===== Supplied information =====
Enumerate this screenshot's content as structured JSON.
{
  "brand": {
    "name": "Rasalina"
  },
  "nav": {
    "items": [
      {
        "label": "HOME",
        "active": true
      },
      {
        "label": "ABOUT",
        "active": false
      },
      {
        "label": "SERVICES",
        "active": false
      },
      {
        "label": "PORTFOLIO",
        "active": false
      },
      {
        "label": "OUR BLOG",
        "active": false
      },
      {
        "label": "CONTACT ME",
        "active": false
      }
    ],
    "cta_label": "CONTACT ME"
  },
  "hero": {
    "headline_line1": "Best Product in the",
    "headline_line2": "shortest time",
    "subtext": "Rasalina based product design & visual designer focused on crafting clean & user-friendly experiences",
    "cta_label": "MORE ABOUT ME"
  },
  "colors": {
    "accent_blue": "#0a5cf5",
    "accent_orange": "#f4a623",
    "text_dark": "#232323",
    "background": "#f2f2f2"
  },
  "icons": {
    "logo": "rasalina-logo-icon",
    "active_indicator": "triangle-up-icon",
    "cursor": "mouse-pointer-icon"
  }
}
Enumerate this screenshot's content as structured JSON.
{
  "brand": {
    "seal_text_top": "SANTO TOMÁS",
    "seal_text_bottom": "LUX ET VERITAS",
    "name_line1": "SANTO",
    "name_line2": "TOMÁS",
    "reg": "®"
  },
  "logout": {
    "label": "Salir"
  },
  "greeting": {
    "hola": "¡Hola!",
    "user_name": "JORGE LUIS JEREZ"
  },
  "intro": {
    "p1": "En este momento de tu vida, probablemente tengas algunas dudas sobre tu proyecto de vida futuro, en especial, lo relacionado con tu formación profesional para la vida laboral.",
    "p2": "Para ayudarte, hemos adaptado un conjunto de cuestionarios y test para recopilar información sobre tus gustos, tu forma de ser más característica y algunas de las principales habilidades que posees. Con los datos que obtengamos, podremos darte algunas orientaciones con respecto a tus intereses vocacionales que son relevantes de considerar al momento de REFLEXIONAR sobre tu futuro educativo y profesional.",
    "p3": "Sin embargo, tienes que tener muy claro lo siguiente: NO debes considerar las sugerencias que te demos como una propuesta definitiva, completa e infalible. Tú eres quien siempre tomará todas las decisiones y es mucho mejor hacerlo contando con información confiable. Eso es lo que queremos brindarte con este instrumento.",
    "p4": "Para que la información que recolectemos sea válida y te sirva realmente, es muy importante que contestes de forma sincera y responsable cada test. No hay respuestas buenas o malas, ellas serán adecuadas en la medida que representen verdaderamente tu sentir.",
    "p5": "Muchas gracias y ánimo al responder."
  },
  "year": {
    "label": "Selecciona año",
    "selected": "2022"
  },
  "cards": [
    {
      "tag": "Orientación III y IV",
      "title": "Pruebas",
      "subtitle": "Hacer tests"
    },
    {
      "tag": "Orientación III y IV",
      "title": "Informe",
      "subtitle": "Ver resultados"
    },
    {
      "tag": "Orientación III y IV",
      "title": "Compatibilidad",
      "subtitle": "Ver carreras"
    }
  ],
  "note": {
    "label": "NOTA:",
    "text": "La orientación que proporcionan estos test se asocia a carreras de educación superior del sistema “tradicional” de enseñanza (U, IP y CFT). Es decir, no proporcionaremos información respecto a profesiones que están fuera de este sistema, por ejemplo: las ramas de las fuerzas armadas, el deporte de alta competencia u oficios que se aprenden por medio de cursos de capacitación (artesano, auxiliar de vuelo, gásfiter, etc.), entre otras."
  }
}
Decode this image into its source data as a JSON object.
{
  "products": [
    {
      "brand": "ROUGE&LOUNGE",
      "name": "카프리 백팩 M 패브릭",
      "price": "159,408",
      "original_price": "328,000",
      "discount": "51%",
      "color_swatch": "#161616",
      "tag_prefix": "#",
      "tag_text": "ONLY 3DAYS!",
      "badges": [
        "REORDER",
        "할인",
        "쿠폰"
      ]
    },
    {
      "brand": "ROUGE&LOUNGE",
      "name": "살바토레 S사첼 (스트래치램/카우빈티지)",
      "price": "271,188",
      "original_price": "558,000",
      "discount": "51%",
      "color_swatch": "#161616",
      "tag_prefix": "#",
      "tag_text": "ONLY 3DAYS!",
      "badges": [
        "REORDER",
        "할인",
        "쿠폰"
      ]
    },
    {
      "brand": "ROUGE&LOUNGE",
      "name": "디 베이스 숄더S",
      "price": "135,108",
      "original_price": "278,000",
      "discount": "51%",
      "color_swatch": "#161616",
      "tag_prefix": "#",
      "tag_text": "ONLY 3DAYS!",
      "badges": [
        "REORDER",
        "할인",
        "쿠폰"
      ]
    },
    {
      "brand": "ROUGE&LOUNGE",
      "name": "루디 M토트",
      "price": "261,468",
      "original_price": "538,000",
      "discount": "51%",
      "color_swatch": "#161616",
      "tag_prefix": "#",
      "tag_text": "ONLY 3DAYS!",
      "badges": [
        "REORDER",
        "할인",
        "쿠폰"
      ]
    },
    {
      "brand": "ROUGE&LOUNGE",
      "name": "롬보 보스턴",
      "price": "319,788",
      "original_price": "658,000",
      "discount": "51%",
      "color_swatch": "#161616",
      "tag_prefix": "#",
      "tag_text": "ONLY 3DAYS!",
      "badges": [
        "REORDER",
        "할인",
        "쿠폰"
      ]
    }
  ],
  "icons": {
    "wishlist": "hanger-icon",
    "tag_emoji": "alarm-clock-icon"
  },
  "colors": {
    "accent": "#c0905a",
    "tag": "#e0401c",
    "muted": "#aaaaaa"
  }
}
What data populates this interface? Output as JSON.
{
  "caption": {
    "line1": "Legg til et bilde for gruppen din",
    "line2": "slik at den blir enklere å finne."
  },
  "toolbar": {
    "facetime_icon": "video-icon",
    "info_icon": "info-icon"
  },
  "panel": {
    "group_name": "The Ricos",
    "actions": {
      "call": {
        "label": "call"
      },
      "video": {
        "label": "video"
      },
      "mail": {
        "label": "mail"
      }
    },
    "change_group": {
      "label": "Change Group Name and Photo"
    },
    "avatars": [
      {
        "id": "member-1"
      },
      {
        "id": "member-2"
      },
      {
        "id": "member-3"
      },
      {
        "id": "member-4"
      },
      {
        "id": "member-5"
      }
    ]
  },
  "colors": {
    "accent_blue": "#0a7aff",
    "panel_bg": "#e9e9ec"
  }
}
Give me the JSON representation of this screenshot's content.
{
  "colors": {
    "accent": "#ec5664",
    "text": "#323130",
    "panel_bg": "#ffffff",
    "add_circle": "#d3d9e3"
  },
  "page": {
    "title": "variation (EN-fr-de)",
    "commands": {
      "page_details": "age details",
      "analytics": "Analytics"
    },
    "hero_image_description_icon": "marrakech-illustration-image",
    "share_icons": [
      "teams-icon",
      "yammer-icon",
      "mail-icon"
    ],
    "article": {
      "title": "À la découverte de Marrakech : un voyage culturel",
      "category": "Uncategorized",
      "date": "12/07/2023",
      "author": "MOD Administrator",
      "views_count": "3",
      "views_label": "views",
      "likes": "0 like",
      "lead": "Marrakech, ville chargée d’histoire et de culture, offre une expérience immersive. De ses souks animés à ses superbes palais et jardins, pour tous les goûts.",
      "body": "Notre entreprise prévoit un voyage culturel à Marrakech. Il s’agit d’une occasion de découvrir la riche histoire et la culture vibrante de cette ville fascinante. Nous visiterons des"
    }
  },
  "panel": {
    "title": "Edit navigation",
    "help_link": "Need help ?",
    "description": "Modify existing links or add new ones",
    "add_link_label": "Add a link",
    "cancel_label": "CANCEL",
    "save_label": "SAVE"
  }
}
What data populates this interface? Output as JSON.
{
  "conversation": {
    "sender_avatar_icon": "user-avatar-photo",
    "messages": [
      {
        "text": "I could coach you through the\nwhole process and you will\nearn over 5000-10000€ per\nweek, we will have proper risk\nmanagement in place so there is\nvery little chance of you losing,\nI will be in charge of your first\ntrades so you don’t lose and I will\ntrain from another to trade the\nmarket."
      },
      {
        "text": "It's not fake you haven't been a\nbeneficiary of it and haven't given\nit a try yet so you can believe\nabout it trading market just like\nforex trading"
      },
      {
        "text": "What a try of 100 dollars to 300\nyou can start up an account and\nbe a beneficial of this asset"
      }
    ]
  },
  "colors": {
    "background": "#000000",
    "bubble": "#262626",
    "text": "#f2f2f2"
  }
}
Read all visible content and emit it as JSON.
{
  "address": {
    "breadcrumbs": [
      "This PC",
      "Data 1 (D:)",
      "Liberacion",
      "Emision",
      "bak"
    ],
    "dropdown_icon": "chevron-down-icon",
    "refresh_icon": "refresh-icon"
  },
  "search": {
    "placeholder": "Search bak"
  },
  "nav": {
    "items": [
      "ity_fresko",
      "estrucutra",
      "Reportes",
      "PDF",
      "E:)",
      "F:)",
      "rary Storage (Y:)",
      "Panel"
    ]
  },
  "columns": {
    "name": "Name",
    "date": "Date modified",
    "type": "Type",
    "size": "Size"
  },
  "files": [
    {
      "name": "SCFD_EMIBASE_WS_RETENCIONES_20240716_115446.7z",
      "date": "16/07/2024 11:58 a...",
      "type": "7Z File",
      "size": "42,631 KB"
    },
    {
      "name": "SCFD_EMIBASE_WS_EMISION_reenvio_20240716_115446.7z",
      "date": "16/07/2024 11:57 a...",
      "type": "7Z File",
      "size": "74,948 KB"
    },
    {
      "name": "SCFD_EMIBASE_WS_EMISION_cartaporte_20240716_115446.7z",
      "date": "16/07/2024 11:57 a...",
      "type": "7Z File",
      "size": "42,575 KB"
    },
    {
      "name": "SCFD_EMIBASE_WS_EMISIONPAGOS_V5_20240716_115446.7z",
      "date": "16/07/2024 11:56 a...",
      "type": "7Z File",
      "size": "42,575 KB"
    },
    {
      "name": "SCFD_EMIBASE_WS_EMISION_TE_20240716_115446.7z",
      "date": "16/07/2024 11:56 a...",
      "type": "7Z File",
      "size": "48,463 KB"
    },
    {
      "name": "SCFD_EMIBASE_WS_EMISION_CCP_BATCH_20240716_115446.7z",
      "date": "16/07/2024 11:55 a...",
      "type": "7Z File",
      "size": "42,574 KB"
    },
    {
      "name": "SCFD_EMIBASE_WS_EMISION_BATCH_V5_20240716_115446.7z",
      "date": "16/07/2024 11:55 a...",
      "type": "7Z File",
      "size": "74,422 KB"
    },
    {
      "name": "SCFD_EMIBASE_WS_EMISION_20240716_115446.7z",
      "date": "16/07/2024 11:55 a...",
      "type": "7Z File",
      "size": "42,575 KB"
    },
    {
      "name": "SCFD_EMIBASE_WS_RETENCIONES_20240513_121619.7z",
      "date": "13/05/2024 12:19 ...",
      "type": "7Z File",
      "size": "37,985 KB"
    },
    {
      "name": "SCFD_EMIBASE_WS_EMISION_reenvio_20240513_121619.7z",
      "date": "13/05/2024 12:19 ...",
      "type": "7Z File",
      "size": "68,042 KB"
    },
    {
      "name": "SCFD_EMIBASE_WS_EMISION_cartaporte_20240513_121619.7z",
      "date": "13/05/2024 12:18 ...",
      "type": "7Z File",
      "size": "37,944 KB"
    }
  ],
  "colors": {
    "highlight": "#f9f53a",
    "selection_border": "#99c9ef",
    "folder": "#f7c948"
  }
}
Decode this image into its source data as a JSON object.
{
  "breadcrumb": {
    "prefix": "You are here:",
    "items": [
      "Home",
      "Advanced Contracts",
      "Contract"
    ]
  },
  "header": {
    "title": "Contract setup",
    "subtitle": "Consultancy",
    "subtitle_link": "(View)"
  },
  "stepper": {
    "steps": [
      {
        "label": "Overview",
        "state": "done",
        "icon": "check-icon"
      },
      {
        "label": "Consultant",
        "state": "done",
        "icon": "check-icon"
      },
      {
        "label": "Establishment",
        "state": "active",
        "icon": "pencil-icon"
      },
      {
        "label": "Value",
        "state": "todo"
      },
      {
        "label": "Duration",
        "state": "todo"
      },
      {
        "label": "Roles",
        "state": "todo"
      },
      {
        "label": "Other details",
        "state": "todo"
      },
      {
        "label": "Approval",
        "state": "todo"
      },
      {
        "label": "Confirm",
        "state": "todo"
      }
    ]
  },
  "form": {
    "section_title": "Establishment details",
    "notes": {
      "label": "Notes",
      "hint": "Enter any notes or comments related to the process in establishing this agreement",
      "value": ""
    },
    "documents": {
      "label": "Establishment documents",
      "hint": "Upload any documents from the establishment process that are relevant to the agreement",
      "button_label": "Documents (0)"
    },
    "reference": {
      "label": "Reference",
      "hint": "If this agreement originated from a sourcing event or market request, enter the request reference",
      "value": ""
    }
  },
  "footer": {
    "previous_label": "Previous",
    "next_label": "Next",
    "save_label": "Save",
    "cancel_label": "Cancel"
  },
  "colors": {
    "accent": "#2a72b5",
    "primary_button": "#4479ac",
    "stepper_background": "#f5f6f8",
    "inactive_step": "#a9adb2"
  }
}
=====
Goal = How many lines in the listing above contain "from"? Answer with the number alone.

Task output = 3